------ Material provided

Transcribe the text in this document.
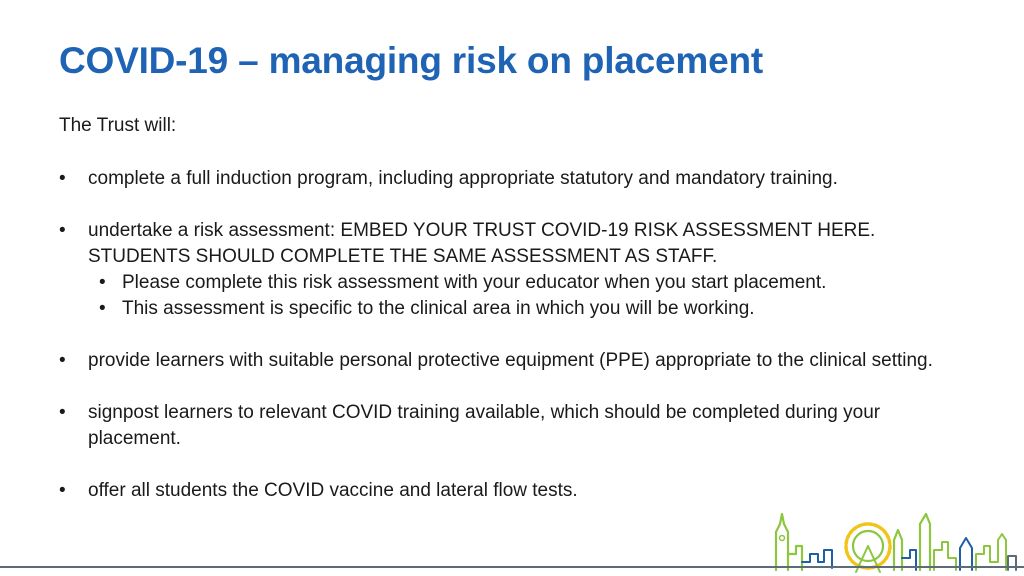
COVID-19 – managing risk on placement
The Trust will:
• complete a full induction program, including appropriate statutory and mandatory training.
• undertake a risk assessment: EMBED YOUR TRUST COVID-19 RISK ASSESSMENT HERE. STUDENTS SHOULD COMPLETE THE SAME ASSESSMENT AS STAFF.
• Please complete this risk assessment with your educator when you start placement.
• This assessment is specific to the clinical area in which you will be working.
• provide learners with suitable personal protective equipment (PPE) appropriate to the clinical setting.
• signpost learners to relevant COVID training available, which should be completed during your placement.
• offer all students the COVID vaccine and lateral flow tests.
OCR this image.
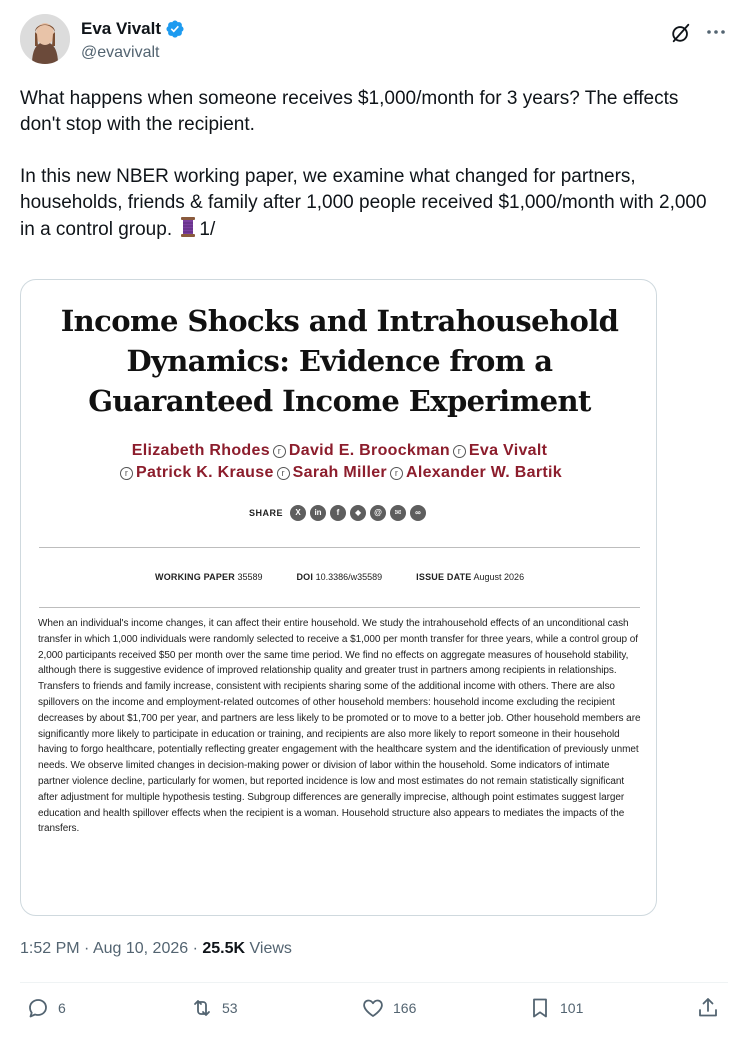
Eva Vivalt
@evavivalt

What happens when someone receives $1,000/month for 3 years? The effects don't stop with the recipient.

In this new NBER working paper, we examine what changed for partners, households, friends & family after 1,000 people received $1,000/month with 2,000 in a control group. 1/

Income Shocks and Intrahousehold
Dynamics: Evidence from a
Guaranteed Income Experiment
Elizabeth Rhodes r David E. Broockman r Eva Vivalt
r Patrick K. Krause r Sarah Miller r Alexander W. Bartik
SHARE	X	in	f	◆	@	✉	∞
WORKING PAPER 35589	DOI 10.3386/w35589	ISSUE DATE August 2026
When an individual's income changes, it can affect their entire household. We study the intrahousehold effects of an unconditional cash transfer in which 1,000 individuals were randomly selected to receive a $1,000 per month transfer for three years, while a control group of 2,000 participants received $50 per month over the same time period. We find no effects on aggregate measures of household stability, although there is suggestive evidence of improved relationship quality and greater trust in partners among recipients in relationships. Transfers to friends and family increase, consistent with recipients sharing some of the additional income with others. There are also spillovers on the income and employment-related outcomes of other household members: household income excluding the recipient decreases by about $1,700 per year, and partners are less likely to be promoted or to move to a better job. Other household members are significantly more likely to participate in education or training, and recipients are also more likely to report someone in their household having to forgo healthcare, potentially reflecting greater engagement with the healthcare system and the identification of previously unmet needs. We observe limited changes in decision-making power or division of labor within the household. Some indicators of intimate partner violence decline, particularly for women, but reported incidence is low and most estimates do not remain statistically significant after adjustment for multiple hypothesis testing. Subgroup differences are generally imprecise, although point estimates suggest larger education and health spillover effects when the recipient is a woman. Household structure also appears to mediates the impacts of the transfers.
1:52 PM · Aug 10, 2026 · 25.5K Views
6	53	166	101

------------

Direction | Copy down every line of the entries containing the word "COVID".

Response to the task |
COVID-19 – managing risk on placement
• undertake a risk assessment: EMBED YOUR TRUST COVID-19 RISK ASSESSMENT HERE. STUDENTS SHOULD COMPLETE THE SAME ASSESSMENT AS STAFF.
• signpost learners to relevant COVID training available, which should be completed during your placement.
• offer all students the COVID vaccine and lateral flow tests.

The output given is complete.